» EXERCISE: Extract each line of the records below that contains the word "HFIP".
──────── TASK INPUTS ────────
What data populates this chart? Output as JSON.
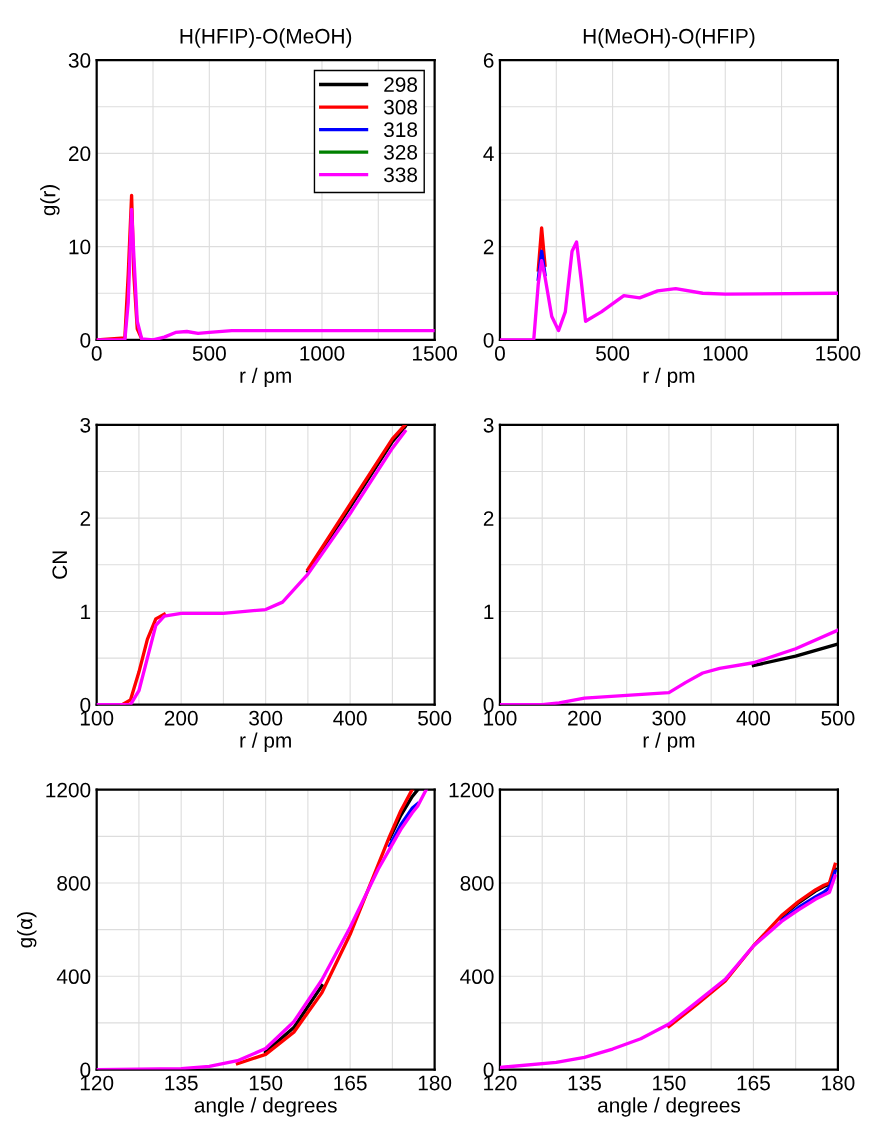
{
  "chart_data": [
    {
      "type": "line",
      "title": "H(HFIP)-O(MeOH)",
      "xlabel": "r / pm",
      "ylabel": "g(r)",
      "xlim": [
        0,
        1500
      ],
      "ylim": [
        0,
        30
      ],
      "grid": true,
      "legend": "top right",
      "xticks": [
        0,
        {
          "value": 250,
          "label": null
        },
        500,
        {
          "value": 750,
          "label": null
        },
        1000,
        {
          "value": 1250,
          "label": null
        },
        1500
      ],
      "yticks": [
        0,
        {
          "value": 5,
          "label": null
        },
        10,
        {
          "value": 15,
          "label": null
        },
        20,
        {
          "value": 25,
          "label": null
        },
        30
      ],
      "x": [
        0,
        125,
        140,
        155,
        165,
        180,
        200,
        250,
        300,
        350,
        400,
        450,
        500,
        600,
        700,
        1000,
        1500
      ],
      "series": [
        {
          "name": "298",
          "color": "#000000",
          "values": [
            null,
            null,
            null,
            null,
            null,
            null,
            null,
            null,
            null,
            null,
            null,
            null,
            null,
            null,
            null,
            null,
            null
          ]
        },
        {
          "name": "308",
          "color": "#ff0000",
          "values": [
            0,
            0.2,
            7,
            15.5,
            7,
            1.2,
            0.1,
            null,
            null,
            null,
            null,
            null,
            null,
            null,
            null,
            null,
            null
          ]
        },
        {
          "name": "318",
          "color": "#0000ff",
          "values": [
            null,
            null,
            null,
            null,
            null,
            null,
            null,
            null,
            null,
            null,
            null,
            null,
            null,
            null,
            null,
            null,
            null
          ]
        },
        {
          "name": "328",
          "color": "#008000",
          "values": [
            null,
            null,
            null,
            null,
            null,
            null,
            null,
            null,
            null,
            null,
            null,
            null,
            null,
            null,
            null,
            null,
            null
          ]
        },
        {
          "name": "338",
          "color": "#ff00ff",
          "values": [
            0,
            0,
            4,
            14,
            9,
            2,
            0.1,
            0,
            0.3,
            0.8,
            0.9,
            0.7,
            0.8,
            1,
            1,
            1,
            1
          ]
        }
      ]
    },
    {
      "type": "line",
      "title": "H(MeOH)-O(HFIP)",
      "xlabel": "r / pm",
      "xlim": [
        0,
        1500
      ],
      "ylim": [
        0,
        6
      ],
      "grid": true,
      "xticks": [
        0,
        {
          "value": 250,
          "label": null
        },
        500,
        {
          "value": 750,
          "label": null
        },
        1000,
        {
          "value": 1250,
          "label": null
        },
        1500
      ],
      "yticks": [
        0,
        {
          "value": 1,
          "label": null
        },
        2,
        {
          "value": 3,
          "label": null
        },
        4,
        {
          "value": 5,
          "label": null
        },
        6
      ],
      "x": [
        0,
        150,
        170,
        185,
        200,
        230,
        260,
        290,
        320,
        340,
        360,
        380,
        450,
        550,
        620,
        700,
        780,
        900,
        1000,
        1500
      ],
      "series": [
        {
          "color": "#000000",
          "values": [
            null,
            null,
            null,
            null,
            null,
            null,
            null,
            null,
            null,
            null,
            null,
            null,
            null,
            null,
            null,
            null,
            null,
            null,
            null,
            null
          ]
        },
        {
          "color": "#ff0000",
          "values": [
            null,
            null,
            1.5,
            2.4,
            1.6,
            null,
            null,
            null,
            null,
            null,
            null,
            null,
            null,
            null,
            null,
            null,
            null,
            null,
            null,
            null
          ]
        },
        {
          "color": "#0000ff",
          "values": [
            null,
            null,
            1.3,
            1.9,
            1.4,
            null,
            null,
            null,
            null,
            null,
            null,
            null,
            null,
            null,
            null,
            null,
            null,
            null,
            null,
            null
          ]
        },
        {
          "color": "#008000",
          "values": [
            null,
            null,
            null,
            null,
            null,
            null,
            null,
            null,
            null,
            null,
            null,
            null,
            null,
            null,
            null,
            null,
            null,
            null,
            null,
            null
          ]
        },
        {
          "color": "#ff00ff",
          "values": [
            0,
            0,
            1.2,
            1.7,
            1.35,
            0.5,
            0.2,
            0.6,
            1.9,
            2.1,
            1.3,
            0.4,
            0.6,
            0.95,
            0.9,
            1.05,
            1.1,
            1.0,
            0.98,
            1.0
          ]
        }
      ]
    },
    {
      "type": "line",
      "xlabel": "r / pm",
      "ylabel": "CN",
      "xlim": [
        100,
        500
      ],
      "ylim": [
        0,
        3
      ],
      "grid": true,
      "xticks": [
        100,
        {
          "value": 150,
          "label": null
        },
        200,
        {
          "value": 250,
          "label": null
        },
        300,
        {
          "value": 350,
          "label": null
        },
        400,
        {
          "value": 450,
          "label": null
        },
        500
      ],
      "yticks": [
        0,
        {
          "value": 0.5,
          "label": null
        },
        1,
        {
          "value": 1.5,
          "label": null
        },
        2,
        {
          "value": 2.5,
          "label": null
        },
        3
      ],
      "x": [
        100,
        130,
        140,
        150,
        160,
        170,
        180,
        200,
        250,
        300,
        320,
        350,
        400,
        450,
        465
      ],
      "series": [
        {
          "color": "#000000",
          "values": [
            null,
            null,
            null,
            null,
            null,
            null,
            null,
            null,
            null,
            null,
            null,
            1.43,
            2.12,
            2.82,
            2.98
          ]
        },
        {
          "color": "#ff0000",
          "values": [
            null,
            0,
            0.05,
            0.35,
            0.7,
            0.92,
            0.97,
            null,
            null,
            null,
            null,
            1.45,
            2.15,
            2.85,
            3.0
          ]
        },
        {
          "color": "#0000ff",
          "values": [
            null,
            null,
            null,
            null,
            null,
            null,
            null,
            null,
            null,
            null,
            null,
            null,
            null,
            null,
            null
          ]
        },
        {
          "color": "#008000",
          "values": [
            null,
            null,
            null,
            null,
            null,
            null,
            null,
            null,
            null,
            null,
            null,
            null,
            null,
            null,
            null
          ]
        },
        {
          "color": "#ff00ff",
          "values": [
            0,
            0,
            0,
            0.15,
            0.5,
            0.85,
            0.95,
            0.98,
            0.98,
            1.02,
            1.1,
            1.4,
            2.05,
            2.75,
            2.93
          ]
        }
      ]
    },
    {
      "type": "line",
      "xlabel": "r / pm",
      "xlim": [
        100,
        500
      ],
      "ylim": [
        0,
        3
      ],
      "grid": true,
      "xticks": [
        100,
        {
          "value": 150,
          "label": null
        },
        200,
        {
          "value": 250,
          "label": null
        },
        300,
        {
          "value": 350,
          "label": null
        },
        400,
        {
          "value": 450,
          "label": null
        },
        500
      ],
      "yticks": [
        0,
        {
          "value": 0.5,
          "label": null
        },
        1,
        {
          "value": 1.5,
          "label": null
        },
        2,
        {
          "value": 2.5,
          "label": null
        },
        3
      ],
      "x": [
        100,
        150,
        170,
        200,
        250,
        300,
        320,
        340,
        360,
        400,
        450,
        500
      ],
      "series": [
        {
          "color": "#000000",
          "values": [
            null,
            null,
            null,
            null,
            null,
            null,
            null,
            null,
            null,
            0.42,
            0.52,
            0.65
          ]
        },
        {
          "color": "#ff0000",
          "values": [
            null,
            null,
            null,
            null,
            null,
            null,
            null,
            null,
            null,
            null,
            null,
            null
          ]
        },
        {
          "color": "#0000ff",
          "values": [
            null,
            null,
            null,
            null,
            null,
            null,
            null,
            null,
            null,
            null,
            null,
            null
          ]
        },
        {
          "color": "#008000",
          "values": [
            null,
            null,
            null,
            null,
            null,
            null,
            null,
            null,
            null,
            null,
            null,
            null
          ]
        },
        {
          "color": "#ff00ff",
          "values": [
            0,
            0,
            0.02,
            0.07,
            0.1,
            0.13,
            0.24,
            0.34,
            0.39,
            0.45,
            0.6,
            0.8
          ]
        }
      ]
    },
    {
      "type": "line",
      "xlabel": "angle / degrees",
      "ylabel": "g(α)",
      "xlim": [
        120,
        180
      ],
      "ylim": [
        0,
        1200
      ],
      "grid": true,
      "xticks": [
        120,
        {
          "value": 127.5,
          "label": null
        },
        135,
        {
          "value": 142.5,
          "label": null
        },
        150,
        {
          "value": 157.5,
          "label": null
        },
        165,
        {
          "value": 172.5,
          "label": null
        },
        180
      ],
      "yticks": [
        0,
        {
          "value": 200,
          "label": null
        },
        400,
        {
          "value": 600,
          "label": null
        },
        800,
        {
          "value": 1000,
          "label": null
        },
        1200
      ],
      "x": [
        120,
        135,
        140,
        145,
        150,
        155,
        160,
        165,
        170,
        172,
        174,
        176,
        177,
        178.5
      ],
      "series": [
        {
          "color": "#000000",
          "values": [
            null,
            null,
            null,
            null,
            75,
            180,
            360,
            null,
            null,
            990,
            1090,
            1170,
            1200,
            null
          ]
        },
        {
          "color": "#ff0000",
          "values": [
            null,
            null,
            null,
            25,
            65,
            160,
            330,
            580,
            880,
            1000,
            1110,
            1200,
            null,
            null
          ]
        },
        {
          "color": "#0000ff",
          "values": [
            null,
            null,
            null,
            null,
            null,
            null,
            null,
            null,
            null,
            960,
            1050,
            1120,
            1140,
            null
          ]
        },
        {
          "color": "#008000",
          "values": [
            null,
            null,
            null,
            null,
            null,
            null,
            null,
            null,
            null,
            null,
            null,
            null,
            null,
            null
          ]
        },
        {
          "color": "#ff00ff",
          "values": [
            0,
            4,
            14,
            38,
            90,
            205,
            385,
            610,
            860,
            945,
            1030,
            1100,
            1130,
            1200
          ]
        }
      ]
    },
    {
      "type": "line",
      "xlabel": "angle / degrees",
      "xlim": [
        120,
        180
      ],
      "ylim": [
        0,
        1200
      ],
      "grid": true,
      "xticks": [
        120,
        {
          "value": 127.5,
          "label": null
        },
        135,
        {
          "value": 142.5,
          "label": null
        },
        150,
        {
          "value": 157.5,
          "label": null
        },
        165,
        {
          "value": 172.5,
          "label": null
        },
        180
      ],
      "yticks": [
        0,
        {
          "value": 200,
          "label": null
        },
        400,
        {
          "value": 600,
          "label": null
        },
        800,
        {
          "value": 1000,
          "label": null
        },
        1200
      ],
      "x": [
        120,
        130,
        135,
        140,
        145,
        150,
        155,
        160,
        165,
        170,
        173,
        176,
        177.5,
        178.5,
        179.5
      ],
      "series": [
        {
          "color": "#000000",
          "values": [
            null,
            null,
            null,
            null,
            null,
            null,
            null,
            null,
            null,
            655,
            715,
            765,
            785,
            795,
            860
          ]
        },
        {
          "color": "#ff0000",
          "values": [
            null,
            null,
            null,
            null,
            null,
            185,
            280,
            380,
            530,
            660,
            720,
            770,
            790,
            800,
            880
          ]
        },
        {
          "color": "#0000ff",
          "values": [
            null,
            null,
            null,
            null,
            null,
            null,
            null,
            null,
            null,
            640,
            695,
            740,
            760,
            780,
            850
          ]
        },
        {
          "color": "#008000",
          "values": [
            null,
            null,
            null,
            null,
            null,
            null,
            null,
            null,
            null,
            null,
            null,
            null,
            null,
            null,
            null
          ]
        },
        {
          "color": "#ff00ff",
          "values": [
            9,
            31,
            52,
            88,
            132,
            195,
            290,
            387,
            530,
            635,
            685,
            730,
            748,
            760,
            830
          ]
        }
      ]
    }
  ]
}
────────
» RESULT:
      "title": "H(HFIP)-O(MeOH)",
      "title": "H(MeOH)-O(HFIP)",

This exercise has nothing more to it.